Stored data:
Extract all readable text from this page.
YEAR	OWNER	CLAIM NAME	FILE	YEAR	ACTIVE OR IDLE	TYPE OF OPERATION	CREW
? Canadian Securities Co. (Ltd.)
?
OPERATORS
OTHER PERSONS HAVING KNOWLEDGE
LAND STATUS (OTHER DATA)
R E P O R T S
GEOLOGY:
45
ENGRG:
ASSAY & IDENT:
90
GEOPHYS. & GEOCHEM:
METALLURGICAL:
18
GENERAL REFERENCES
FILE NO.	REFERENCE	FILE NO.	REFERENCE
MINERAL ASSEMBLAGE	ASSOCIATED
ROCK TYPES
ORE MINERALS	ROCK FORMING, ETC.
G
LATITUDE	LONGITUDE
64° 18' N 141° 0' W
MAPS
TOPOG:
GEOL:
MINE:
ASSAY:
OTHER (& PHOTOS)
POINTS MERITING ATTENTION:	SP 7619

**REQUIRED ACTION**: Scan the data above. Return every line with "OTHER" in it.

**EXERCISE SOLUTION**:
OTHER PERSONS HAVING KNOWLEDGE
LAND STATUS (OTHER DATA)
OTHER (& PHOTOS)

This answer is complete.